Entries from a dataset
<<<<

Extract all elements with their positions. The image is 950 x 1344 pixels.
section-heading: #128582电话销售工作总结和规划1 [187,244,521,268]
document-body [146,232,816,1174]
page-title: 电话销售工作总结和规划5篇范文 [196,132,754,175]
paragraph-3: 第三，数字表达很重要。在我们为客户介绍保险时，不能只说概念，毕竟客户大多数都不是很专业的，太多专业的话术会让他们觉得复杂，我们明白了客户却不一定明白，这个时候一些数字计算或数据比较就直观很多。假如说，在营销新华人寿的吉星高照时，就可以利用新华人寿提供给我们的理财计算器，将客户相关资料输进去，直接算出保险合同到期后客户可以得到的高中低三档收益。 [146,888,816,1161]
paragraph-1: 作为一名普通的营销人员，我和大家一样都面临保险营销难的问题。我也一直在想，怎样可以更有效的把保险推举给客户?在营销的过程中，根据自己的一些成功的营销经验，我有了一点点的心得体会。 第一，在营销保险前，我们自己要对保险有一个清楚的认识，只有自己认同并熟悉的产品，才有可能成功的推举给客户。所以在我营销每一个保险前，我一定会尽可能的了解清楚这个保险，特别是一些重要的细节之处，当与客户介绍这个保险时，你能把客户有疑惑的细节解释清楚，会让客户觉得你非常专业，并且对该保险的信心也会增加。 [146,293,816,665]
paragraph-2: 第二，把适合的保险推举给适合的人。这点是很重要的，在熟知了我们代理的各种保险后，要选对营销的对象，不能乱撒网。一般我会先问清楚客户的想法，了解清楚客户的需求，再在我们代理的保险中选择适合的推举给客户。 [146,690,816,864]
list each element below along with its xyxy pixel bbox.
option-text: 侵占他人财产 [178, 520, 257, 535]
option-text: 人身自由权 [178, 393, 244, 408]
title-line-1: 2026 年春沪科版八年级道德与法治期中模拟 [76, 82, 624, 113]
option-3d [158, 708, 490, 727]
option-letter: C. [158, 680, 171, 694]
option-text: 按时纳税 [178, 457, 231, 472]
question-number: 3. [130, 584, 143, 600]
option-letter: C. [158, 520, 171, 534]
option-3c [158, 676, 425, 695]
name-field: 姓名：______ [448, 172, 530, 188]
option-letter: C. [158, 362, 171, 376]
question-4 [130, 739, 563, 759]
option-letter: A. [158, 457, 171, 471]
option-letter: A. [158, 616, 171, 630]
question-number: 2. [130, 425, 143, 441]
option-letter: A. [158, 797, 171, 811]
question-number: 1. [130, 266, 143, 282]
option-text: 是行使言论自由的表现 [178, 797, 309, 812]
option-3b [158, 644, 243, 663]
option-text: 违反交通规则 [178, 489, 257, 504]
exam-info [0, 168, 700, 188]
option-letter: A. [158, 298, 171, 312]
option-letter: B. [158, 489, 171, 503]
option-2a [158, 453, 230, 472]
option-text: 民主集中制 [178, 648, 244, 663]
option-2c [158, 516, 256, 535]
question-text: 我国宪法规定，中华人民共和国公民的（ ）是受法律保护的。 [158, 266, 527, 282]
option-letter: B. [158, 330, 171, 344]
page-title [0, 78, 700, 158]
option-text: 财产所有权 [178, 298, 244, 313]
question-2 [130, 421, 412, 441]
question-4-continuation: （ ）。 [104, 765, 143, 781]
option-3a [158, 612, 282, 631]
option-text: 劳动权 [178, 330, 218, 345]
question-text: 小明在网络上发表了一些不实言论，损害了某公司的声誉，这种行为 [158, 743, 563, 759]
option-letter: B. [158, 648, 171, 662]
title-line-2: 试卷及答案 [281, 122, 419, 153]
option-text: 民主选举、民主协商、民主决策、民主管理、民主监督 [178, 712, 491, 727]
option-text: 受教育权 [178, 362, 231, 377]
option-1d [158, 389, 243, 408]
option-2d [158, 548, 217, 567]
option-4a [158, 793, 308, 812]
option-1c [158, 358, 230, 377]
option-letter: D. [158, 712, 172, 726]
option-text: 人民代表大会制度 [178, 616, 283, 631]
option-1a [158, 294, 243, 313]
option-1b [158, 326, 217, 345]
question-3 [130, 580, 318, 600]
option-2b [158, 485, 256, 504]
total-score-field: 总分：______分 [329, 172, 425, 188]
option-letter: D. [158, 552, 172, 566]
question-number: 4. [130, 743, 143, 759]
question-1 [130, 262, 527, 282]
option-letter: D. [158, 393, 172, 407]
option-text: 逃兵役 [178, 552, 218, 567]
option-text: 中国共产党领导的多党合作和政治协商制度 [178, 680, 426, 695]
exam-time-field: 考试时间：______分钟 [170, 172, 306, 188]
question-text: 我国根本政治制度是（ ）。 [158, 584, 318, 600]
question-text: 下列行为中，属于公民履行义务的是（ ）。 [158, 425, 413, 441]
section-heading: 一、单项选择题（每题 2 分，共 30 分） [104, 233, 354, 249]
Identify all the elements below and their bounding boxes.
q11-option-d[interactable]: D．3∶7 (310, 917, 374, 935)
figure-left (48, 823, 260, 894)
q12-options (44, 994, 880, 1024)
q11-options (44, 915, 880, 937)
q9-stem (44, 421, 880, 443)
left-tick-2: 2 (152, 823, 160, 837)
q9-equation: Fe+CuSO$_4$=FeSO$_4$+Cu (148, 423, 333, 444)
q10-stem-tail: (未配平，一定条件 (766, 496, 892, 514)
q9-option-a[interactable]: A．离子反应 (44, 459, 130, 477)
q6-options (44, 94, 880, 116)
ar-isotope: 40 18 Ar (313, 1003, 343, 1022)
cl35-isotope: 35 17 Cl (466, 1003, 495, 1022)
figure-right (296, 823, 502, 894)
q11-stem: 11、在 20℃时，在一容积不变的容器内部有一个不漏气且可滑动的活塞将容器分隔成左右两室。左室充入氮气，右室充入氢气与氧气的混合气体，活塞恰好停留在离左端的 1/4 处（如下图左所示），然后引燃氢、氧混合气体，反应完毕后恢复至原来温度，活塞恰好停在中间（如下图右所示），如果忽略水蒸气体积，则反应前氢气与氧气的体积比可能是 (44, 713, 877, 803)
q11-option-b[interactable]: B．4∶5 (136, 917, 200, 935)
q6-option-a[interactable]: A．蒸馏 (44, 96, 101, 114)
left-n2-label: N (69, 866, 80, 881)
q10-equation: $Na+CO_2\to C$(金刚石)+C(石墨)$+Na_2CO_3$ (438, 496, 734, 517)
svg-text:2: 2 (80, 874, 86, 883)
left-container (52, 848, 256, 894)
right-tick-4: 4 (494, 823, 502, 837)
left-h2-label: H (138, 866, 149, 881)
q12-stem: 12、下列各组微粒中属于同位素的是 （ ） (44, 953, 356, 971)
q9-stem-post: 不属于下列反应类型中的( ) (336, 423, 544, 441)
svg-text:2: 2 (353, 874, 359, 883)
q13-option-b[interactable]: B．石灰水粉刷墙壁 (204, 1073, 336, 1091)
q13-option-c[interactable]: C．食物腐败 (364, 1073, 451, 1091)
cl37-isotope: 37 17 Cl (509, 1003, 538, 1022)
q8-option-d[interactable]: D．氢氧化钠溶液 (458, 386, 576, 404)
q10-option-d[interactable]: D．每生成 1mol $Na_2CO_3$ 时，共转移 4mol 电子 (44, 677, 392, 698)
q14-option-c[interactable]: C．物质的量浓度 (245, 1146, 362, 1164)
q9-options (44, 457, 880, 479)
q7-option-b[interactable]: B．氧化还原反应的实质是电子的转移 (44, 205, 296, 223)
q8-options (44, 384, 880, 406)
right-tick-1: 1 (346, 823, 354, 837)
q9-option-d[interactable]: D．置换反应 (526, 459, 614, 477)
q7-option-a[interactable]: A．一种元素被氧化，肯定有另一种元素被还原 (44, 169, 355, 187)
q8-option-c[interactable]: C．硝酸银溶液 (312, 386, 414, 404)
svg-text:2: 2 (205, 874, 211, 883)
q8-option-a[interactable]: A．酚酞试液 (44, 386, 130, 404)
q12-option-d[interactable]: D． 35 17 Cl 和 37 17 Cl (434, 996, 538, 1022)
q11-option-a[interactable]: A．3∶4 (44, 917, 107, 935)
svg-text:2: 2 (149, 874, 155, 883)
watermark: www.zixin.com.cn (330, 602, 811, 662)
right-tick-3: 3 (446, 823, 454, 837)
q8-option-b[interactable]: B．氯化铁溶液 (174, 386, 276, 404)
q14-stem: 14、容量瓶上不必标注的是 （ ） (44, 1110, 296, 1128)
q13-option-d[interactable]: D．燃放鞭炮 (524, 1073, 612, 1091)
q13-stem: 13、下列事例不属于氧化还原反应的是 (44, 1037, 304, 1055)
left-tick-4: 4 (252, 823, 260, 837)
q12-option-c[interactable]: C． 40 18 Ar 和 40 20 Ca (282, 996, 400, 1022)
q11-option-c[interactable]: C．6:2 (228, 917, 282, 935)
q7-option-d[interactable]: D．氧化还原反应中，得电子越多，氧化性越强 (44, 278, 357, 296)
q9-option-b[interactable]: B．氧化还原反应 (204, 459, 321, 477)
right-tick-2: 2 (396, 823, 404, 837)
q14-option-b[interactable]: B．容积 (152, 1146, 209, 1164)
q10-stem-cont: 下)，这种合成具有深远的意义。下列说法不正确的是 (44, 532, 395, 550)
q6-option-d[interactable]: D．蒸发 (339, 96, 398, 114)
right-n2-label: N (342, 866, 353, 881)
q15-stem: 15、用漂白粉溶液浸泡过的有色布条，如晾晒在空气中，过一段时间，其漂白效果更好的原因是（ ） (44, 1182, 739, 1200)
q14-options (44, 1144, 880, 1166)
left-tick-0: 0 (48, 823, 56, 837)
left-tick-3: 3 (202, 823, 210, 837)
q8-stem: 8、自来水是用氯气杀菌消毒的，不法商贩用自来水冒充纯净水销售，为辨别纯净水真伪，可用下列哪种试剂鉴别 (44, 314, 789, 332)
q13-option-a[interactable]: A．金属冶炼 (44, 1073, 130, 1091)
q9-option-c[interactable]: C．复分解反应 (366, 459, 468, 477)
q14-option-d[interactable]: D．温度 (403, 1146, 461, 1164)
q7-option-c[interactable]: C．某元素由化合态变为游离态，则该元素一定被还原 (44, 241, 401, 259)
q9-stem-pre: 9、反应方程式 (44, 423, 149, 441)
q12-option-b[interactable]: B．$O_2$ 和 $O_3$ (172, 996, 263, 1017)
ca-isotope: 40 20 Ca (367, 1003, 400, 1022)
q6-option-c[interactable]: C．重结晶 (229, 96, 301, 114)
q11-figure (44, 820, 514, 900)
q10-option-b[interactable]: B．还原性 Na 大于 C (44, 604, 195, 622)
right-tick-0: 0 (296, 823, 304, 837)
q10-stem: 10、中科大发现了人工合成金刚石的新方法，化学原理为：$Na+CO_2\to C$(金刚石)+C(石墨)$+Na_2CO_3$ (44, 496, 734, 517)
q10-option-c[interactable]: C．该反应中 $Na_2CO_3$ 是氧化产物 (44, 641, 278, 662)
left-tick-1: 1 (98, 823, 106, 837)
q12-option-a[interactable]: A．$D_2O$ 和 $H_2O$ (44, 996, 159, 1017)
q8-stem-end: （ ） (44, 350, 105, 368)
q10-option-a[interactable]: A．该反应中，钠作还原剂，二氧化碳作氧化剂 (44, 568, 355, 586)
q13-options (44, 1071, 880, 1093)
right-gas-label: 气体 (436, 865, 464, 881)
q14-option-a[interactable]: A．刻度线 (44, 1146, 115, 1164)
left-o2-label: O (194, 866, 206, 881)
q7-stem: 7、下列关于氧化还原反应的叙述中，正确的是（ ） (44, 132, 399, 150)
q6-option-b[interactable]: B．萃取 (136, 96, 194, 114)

>>>>

= Task to complete =
Render the material as a Markdown table with the columns Index and Entry, starting at the beginning of the material and ending at the line that contains "page-title: 电话销售工作总结和规划5篇范文 [196,132,754,175]", both included. Number each line in the Index column, and leave out any blank lines.

= Answer for the task =
| Index | Entry |
|---|---|
| 1 | Extract all elements with their positions. The image is 950 x 1344 pixels. |
| 2 | section-heading: #128582电话销售工作总结和规划1 [187,244,521,268] |
| 3 | document-body [146,232,816,1174] |
| 4 | page-title: 电话销售工作总结和规划5篇范文 [196,132,754,175] |